**DO THIS**
Find the lines holding "Card" and copy them.

**DATA SHOWN**
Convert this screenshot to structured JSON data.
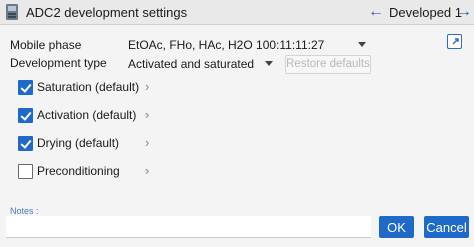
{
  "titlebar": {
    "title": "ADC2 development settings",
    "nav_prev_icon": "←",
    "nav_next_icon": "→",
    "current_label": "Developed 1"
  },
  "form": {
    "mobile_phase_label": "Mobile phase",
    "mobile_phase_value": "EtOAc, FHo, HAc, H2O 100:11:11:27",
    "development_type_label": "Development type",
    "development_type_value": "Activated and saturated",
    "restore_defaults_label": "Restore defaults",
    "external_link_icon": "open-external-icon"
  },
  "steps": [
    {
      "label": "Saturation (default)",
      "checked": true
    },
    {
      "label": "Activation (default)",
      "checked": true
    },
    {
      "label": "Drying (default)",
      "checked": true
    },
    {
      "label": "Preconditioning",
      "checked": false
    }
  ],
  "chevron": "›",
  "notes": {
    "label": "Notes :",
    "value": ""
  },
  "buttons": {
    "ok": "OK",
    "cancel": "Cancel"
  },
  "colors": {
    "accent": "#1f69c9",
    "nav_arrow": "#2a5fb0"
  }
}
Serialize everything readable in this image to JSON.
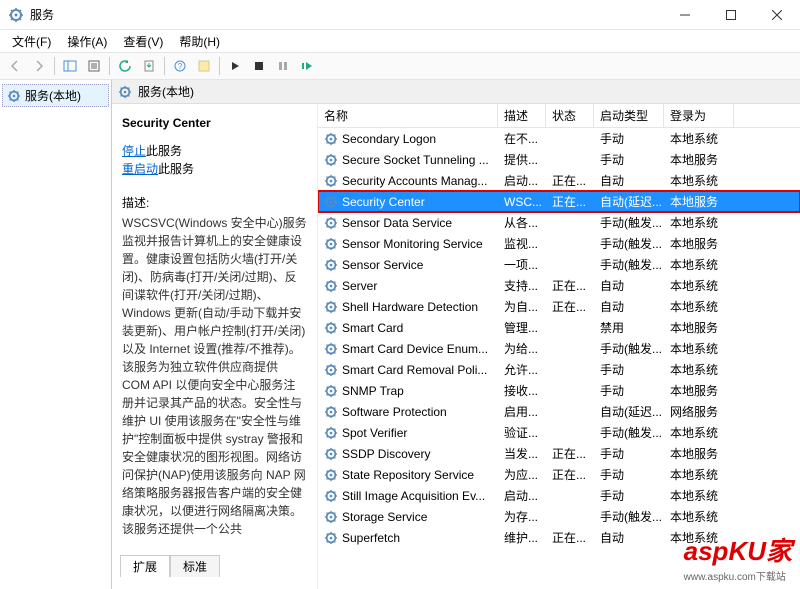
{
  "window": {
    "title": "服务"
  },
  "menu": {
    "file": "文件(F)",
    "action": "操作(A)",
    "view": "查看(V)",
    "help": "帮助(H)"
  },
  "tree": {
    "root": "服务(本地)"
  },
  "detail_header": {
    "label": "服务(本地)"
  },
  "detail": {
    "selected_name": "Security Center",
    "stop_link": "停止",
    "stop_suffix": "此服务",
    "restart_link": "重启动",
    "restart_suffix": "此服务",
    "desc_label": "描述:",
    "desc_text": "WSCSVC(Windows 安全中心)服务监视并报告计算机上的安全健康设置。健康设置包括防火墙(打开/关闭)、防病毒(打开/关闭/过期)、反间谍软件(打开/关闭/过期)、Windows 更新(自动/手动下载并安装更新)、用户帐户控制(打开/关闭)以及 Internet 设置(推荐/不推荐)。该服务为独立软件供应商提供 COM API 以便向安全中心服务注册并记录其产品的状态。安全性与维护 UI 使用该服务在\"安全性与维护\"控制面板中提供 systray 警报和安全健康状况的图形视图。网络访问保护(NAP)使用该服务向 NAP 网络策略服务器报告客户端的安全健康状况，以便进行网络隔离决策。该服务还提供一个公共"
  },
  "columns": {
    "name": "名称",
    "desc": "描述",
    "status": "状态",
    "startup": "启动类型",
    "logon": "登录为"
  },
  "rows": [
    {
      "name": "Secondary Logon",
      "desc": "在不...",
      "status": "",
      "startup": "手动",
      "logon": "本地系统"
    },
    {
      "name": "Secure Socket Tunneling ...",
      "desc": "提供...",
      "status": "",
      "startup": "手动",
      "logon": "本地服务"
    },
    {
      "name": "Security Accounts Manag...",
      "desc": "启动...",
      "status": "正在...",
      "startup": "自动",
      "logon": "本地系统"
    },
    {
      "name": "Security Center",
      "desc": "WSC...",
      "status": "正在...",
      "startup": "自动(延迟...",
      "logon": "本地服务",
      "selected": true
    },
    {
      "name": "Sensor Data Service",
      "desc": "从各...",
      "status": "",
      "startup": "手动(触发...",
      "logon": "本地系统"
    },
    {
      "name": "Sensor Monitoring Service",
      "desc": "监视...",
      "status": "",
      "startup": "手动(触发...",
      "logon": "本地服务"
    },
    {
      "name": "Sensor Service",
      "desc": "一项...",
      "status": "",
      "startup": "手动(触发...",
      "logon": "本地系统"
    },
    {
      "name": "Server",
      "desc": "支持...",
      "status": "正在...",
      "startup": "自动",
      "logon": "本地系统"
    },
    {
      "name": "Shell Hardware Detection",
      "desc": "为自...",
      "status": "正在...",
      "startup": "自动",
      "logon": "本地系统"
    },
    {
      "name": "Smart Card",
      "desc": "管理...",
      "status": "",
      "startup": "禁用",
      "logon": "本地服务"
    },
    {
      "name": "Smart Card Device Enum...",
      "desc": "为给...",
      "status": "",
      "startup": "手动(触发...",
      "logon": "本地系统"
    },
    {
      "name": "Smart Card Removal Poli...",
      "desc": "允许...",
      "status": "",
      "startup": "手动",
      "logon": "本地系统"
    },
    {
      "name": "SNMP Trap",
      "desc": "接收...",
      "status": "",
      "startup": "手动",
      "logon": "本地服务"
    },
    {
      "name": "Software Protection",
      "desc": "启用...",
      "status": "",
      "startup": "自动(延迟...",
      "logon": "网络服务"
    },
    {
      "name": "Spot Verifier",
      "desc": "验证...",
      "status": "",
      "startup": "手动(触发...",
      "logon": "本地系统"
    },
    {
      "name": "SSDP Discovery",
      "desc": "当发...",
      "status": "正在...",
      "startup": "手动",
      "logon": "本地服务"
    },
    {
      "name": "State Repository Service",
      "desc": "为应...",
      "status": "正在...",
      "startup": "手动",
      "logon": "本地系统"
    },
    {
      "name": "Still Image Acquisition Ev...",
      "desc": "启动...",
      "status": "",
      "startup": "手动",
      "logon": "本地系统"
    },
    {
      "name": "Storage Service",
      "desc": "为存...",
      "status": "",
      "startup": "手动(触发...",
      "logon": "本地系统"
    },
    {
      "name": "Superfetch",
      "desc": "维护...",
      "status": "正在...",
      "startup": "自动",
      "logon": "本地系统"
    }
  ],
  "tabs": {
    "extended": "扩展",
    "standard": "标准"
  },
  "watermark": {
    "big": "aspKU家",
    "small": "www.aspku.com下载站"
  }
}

...

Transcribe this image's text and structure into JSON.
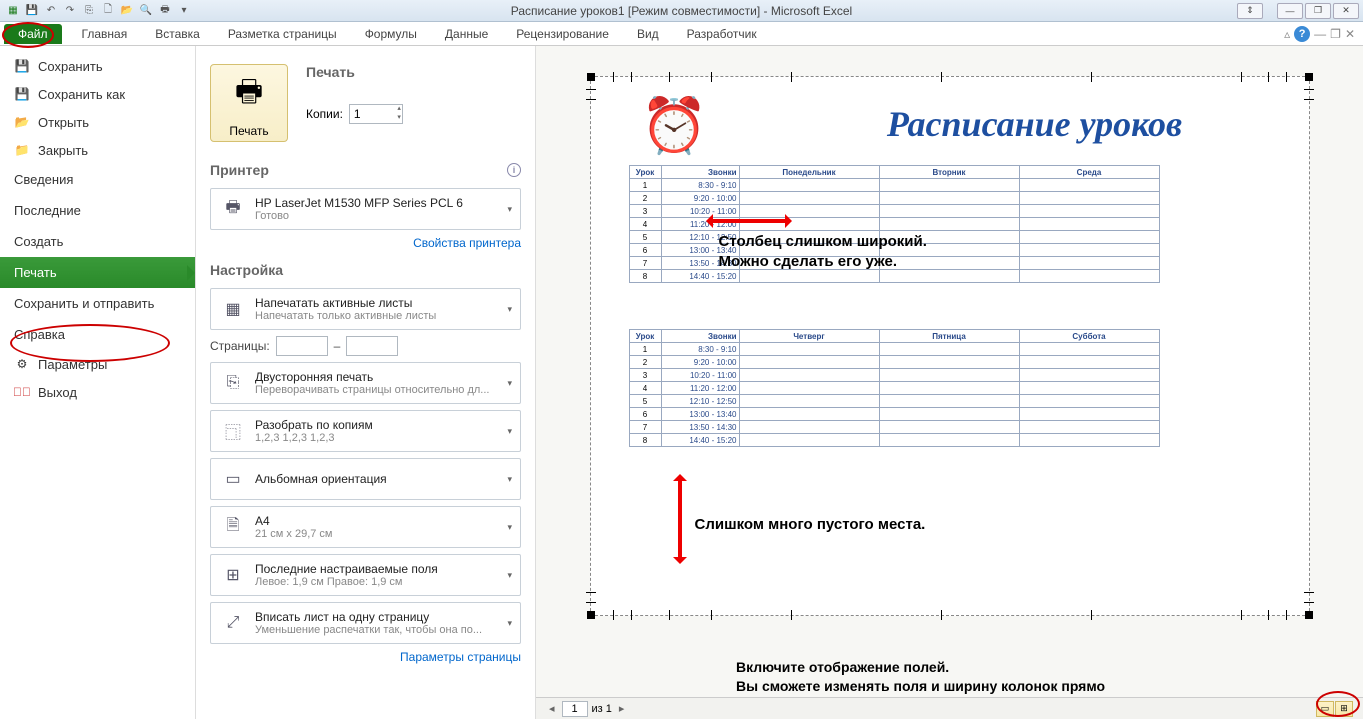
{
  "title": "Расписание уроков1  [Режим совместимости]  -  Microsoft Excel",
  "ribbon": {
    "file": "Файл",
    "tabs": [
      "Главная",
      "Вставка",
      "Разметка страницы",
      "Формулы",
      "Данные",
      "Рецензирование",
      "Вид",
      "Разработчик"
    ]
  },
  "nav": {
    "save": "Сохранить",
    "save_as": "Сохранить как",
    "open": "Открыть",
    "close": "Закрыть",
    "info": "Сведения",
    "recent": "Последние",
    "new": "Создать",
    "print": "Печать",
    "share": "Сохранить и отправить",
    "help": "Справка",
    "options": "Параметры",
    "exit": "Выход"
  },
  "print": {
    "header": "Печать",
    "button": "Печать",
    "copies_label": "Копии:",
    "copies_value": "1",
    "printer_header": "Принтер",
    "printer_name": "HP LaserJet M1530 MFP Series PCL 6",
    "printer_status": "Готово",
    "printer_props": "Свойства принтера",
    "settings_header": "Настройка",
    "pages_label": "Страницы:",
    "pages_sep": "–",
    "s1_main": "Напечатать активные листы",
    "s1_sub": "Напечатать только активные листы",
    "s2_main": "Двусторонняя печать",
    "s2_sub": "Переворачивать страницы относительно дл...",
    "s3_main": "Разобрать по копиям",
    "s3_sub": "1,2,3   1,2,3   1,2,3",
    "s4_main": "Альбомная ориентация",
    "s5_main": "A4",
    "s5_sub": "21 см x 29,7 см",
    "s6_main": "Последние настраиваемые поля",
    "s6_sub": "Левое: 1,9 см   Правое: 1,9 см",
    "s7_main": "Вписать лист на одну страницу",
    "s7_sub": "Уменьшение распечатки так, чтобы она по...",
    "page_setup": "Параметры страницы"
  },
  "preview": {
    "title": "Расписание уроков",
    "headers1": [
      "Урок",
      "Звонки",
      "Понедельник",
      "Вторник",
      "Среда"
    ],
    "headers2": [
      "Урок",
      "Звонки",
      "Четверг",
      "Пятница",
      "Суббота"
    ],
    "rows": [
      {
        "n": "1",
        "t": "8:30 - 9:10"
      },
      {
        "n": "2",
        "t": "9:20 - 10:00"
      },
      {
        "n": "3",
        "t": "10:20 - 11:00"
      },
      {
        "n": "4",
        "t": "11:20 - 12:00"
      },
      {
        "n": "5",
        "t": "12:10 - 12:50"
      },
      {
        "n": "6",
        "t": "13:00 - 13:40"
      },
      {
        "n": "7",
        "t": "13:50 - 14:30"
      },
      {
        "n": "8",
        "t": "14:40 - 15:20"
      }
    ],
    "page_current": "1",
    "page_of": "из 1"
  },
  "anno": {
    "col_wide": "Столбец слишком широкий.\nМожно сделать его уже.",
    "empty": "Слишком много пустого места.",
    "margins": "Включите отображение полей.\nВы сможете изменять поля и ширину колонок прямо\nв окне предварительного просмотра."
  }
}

**SOLUTION**
      "name": "Smart Card",
      "name": "Smart Card Device Enum...",
      "name": "Smart Card Removal Poli...",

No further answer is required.